To predict the overall survival (OS) in advance is of utmost importance as it has the potential to aid clinical decision-making. Though radiomics-based machine learning (ML) has demonstrated the promising performance in PCNSL, it demands large amounts of manual feature extraction efforts from magnetic resonance images beforehand. Deep learning (DL) could overcome this limitation.
In this paper, we tailored the 3D ResNet to predict the OS of patients with PCNSL. To overcome the limitation of data sparsity, we introduced data augmentation and transfer learning, and we evaluated the results using r stratified k-fold cross-validation. To explain the results of our model, gradient-weighted class activation mapping was applied.

▶ _Exercise instructions_
(a) In the passage on predicting overall survival in PCNSL, which method was applied to explain the model's results?
(b) Write a continuation of the passage on predicting overall survival in PCNSL, starting after its last sentence.

▶ _Data excerpts_
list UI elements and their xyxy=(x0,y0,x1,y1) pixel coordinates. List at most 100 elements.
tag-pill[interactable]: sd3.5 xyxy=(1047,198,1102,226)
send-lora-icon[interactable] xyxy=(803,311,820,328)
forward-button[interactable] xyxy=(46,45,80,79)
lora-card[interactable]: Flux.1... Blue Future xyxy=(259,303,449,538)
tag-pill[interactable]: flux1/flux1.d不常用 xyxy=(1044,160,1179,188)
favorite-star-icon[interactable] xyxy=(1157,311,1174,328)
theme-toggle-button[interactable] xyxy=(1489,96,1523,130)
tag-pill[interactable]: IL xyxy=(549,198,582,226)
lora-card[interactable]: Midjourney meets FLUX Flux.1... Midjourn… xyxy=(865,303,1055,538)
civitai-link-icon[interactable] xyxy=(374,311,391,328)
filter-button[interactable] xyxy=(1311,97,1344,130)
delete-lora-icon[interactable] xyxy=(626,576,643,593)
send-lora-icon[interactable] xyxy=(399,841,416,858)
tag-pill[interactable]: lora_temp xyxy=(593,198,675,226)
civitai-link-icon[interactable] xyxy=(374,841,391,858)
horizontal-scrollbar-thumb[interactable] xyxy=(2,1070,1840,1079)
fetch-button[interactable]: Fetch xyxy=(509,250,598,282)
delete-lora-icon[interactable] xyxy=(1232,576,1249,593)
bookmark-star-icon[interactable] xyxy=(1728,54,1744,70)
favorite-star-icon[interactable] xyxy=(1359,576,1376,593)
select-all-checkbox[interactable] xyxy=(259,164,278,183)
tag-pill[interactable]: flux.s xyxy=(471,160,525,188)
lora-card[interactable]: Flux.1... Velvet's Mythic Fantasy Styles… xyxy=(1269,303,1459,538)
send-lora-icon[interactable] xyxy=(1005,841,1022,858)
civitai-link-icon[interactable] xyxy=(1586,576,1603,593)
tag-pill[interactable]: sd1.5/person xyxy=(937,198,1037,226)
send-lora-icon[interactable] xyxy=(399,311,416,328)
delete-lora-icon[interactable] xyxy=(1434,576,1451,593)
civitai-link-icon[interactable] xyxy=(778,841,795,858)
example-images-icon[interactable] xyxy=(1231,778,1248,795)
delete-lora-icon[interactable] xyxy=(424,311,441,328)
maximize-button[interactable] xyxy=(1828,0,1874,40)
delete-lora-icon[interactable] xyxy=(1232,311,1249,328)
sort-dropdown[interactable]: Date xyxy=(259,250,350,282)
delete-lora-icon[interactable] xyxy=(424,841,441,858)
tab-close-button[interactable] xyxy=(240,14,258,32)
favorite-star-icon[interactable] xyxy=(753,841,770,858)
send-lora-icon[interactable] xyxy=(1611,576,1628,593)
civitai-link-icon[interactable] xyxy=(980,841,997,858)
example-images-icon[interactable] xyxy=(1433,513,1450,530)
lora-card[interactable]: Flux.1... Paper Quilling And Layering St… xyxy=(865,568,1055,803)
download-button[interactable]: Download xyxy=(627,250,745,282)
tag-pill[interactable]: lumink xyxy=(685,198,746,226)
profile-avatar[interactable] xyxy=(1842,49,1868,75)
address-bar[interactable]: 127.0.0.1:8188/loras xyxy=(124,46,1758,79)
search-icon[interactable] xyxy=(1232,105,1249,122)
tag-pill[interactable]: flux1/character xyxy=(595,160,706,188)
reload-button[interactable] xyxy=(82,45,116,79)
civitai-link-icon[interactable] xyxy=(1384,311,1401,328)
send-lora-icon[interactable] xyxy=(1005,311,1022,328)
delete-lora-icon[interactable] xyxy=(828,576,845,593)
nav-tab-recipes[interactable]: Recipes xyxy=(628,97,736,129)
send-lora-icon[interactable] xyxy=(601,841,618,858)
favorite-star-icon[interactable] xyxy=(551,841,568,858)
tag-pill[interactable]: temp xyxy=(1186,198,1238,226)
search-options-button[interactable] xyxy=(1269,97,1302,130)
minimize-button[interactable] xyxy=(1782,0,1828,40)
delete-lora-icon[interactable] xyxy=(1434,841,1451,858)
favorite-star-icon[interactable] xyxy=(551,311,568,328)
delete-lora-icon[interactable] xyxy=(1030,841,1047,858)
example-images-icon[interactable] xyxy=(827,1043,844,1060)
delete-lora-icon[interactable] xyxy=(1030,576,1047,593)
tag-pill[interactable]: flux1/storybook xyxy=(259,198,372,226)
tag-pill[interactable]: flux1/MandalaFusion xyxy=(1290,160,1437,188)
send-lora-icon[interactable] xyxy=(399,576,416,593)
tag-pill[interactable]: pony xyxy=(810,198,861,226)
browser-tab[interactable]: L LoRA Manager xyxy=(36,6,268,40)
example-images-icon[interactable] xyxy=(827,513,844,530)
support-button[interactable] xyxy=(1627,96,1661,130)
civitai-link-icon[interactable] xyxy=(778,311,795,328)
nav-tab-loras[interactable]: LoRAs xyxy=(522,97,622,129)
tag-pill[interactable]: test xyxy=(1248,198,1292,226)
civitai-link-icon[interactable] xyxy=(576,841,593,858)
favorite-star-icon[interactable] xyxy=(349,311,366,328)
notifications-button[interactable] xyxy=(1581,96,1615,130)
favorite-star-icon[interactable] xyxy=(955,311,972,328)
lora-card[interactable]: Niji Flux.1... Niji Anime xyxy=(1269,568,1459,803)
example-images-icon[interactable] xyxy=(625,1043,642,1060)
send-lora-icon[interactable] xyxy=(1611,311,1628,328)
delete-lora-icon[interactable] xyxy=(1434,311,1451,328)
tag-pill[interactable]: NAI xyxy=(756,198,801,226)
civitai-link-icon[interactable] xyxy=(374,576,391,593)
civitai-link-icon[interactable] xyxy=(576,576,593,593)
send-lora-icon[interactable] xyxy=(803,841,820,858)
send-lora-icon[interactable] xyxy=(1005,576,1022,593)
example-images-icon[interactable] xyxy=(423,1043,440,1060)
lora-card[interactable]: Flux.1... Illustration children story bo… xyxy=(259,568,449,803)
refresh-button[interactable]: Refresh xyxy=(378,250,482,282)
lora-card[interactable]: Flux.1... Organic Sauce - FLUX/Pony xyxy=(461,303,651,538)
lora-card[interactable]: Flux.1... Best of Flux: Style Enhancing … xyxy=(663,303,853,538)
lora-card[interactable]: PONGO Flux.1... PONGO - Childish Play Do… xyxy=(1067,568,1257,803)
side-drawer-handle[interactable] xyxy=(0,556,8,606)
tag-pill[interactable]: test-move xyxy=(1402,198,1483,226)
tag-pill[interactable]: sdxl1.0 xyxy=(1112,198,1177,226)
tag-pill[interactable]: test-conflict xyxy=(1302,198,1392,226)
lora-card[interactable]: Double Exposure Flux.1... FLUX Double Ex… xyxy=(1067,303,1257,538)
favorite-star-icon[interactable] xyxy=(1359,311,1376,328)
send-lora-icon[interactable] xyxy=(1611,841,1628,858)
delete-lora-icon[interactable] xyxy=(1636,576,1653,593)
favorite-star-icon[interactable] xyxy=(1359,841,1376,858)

▶ _Answers by item number_
(a) Gradient-weighted class activation mapping.

(b)
We obtained the best performance (the standard error) on post-contrast T1-weighted (T1Gd)—area under curve = 0.81(0.03), accuracy = 0.87(0.07), precision = 0.88(0.07), recall = 0.88(0.07) and F1-score = 0.87(0.07), while compared with ML-based models on clinical data and radiomics data, respectively, further confirming the stability of our model. Also, we observed that PCNSL is a whole-brain disease and in the cases where the OS is less than 1 year, it is more difficult to distinguish the tumor boundary from the normal part of the brain, which is consistent with the clinical outcome.
All these findings indicate that T1Gd can improve prognosis predictions of patients with PCNSL. To the best of our knowledge, this is the first time to use DL to explain model patterns in OS classification of patients with PCNSL.